WORK REQUEST:
In the comment thread, list each person mentioned by name in the comment text. Skip the commenter signature lines and names inside compound words, and give each name once.

GIVEN TEXT:
This is bordering on the ludicrous.

May 16, 2008 at 00:32 | Registered Commenterwesmorgan1

Reagan "negotiated" the release of the hostages by using a big stick. You made the point yourself, Wes, that they were released the day Reagan took office. One can only guess what ultimatum had been directed at Iran to cause that.

But Wes, at least you got your timeline straight, unlike the idiots at Think Progress, who wouldn't know a fact if it bit them on the ass. In their thin attempt to dismiss McCain's speech on this subject, the Think Progress geniuses claimed that the hostages were released after the Iran-Contra deal.

Sitting down and having a nice little diplomatic afternoon tea with terrorists and thugs running a rogue state is quite different than delivering an ultimatum. The key element here is that Obama said he would talk with Iran with no preconditions, as only a weak Carter-esque leftist would do.

May 16, 2008 at 07:05 | Registered CommenterRedbeard

Reagan "negotiated" the release of the hostages by using a big stick. You made the point yourself, Wes, that they were released the day Reagan took office.

Oh, yes, I'm quite sure that President-elect Reagan sent a note to Teheran...actually, he probably did; someday we'll know how that came to pass in oh-so-convenient a fashion.

Stored data entries
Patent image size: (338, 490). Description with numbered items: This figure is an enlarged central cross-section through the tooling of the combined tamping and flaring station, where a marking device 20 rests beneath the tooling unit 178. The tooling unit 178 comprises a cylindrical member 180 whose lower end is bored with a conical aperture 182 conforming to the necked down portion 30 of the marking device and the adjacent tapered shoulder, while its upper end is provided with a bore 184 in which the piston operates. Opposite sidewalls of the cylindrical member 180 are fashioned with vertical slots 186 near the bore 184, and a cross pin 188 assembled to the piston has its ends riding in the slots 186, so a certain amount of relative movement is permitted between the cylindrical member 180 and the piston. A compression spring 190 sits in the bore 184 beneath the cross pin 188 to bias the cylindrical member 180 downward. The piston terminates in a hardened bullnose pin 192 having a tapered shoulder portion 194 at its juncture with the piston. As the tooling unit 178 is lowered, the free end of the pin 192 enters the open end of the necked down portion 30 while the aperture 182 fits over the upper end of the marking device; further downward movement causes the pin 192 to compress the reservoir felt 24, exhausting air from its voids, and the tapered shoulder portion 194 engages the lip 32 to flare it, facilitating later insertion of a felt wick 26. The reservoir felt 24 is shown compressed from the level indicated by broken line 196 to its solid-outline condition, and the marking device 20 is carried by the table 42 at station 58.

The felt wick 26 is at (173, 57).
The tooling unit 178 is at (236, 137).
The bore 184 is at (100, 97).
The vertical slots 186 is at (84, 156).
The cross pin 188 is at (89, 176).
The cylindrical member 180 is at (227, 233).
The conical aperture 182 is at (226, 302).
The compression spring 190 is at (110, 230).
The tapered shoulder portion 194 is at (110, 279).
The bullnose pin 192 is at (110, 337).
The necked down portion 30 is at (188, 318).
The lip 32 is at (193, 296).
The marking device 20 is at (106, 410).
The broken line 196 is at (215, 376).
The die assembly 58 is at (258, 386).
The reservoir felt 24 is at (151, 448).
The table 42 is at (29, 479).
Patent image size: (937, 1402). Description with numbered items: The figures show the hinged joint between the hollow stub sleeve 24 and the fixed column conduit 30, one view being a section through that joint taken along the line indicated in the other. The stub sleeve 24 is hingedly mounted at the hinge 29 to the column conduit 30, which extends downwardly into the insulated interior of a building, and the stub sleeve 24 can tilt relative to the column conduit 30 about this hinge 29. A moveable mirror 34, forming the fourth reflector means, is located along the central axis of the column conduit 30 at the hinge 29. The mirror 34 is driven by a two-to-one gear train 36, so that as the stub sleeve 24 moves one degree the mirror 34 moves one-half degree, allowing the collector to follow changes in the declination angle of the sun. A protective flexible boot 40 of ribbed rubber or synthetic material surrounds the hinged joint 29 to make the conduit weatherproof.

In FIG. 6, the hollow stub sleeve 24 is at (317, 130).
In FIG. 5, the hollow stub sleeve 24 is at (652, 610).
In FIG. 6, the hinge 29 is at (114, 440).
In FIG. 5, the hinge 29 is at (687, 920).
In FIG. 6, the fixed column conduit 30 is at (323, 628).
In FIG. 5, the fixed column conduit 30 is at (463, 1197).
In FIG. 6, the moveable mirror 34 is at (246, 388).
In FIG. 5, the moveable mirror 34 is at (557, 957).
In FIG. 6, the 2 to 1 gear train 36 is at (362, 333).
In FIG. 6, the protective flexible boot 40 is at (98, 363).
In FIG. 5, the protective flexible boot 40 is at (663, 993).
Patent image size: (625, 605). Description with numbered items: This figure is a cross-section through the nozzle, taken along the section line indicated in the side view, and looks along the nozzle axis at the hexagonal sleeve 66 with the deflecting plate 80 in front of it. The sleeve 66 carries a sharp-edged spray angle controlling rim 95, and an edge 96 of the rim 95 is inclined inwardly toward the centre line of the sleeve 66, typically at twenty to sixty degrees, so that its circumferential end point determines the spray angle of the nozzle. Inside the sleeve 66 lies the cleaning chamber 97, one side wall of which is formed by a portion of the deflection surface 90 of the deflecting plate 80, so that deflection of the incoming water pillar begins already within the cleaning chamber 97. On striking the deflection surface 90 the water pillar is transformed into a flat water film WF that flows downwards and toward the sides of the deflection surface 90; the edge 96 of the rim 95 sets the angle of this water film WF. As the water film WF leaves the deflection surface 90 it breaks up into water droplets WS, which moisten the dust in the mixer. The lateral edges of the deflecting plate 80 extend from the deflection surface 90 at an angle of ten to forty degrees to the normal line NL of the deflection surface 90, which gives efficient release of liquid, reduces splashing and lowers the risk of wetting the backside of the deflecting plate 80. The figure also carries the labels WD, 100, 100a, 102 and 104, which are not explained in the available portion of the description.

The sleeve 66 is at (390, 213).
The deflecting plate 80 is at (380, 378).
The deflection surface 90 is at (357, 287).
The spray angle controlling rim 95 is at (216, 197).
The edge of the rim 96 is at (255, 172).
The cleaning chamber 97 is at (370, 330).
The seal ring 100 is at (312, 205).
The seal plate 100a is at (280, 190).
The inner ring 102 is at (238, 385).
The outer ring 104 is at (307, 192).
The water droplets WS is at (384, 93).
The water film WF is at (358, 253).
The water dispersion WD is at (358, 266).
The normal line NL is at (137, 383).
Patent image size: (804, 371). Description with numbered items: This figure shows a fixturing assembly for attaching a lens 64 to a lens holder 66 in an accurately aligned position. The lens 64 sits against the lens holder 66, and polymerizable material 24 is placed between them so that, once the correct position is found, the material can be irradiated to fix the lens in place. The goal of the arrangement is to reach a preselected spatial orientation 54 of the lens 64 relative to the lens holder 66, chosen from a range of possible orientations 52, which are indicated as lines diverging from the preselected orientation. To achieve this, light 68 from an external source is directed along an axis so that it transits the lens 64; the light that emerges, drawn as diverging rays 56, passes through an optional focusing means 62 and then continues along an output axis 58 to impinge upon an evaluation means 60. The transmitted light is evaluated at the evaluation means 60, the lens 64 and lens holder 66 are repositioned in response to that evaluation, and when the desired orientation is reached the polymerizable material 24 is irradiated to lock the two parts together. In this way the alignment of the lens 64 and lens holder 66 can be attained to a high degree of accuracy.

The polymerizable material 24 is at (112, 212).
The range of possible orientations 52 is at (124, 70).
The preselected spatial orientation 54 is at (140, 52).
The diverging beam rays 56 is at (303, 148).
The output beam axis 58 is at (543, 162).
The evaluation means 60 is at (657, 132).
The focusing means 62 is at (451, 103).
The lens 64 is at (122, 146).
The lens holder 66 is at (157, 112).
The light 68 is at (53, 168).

WRITTEN RESPONSE:
Reagan, Wes, McCain, Obama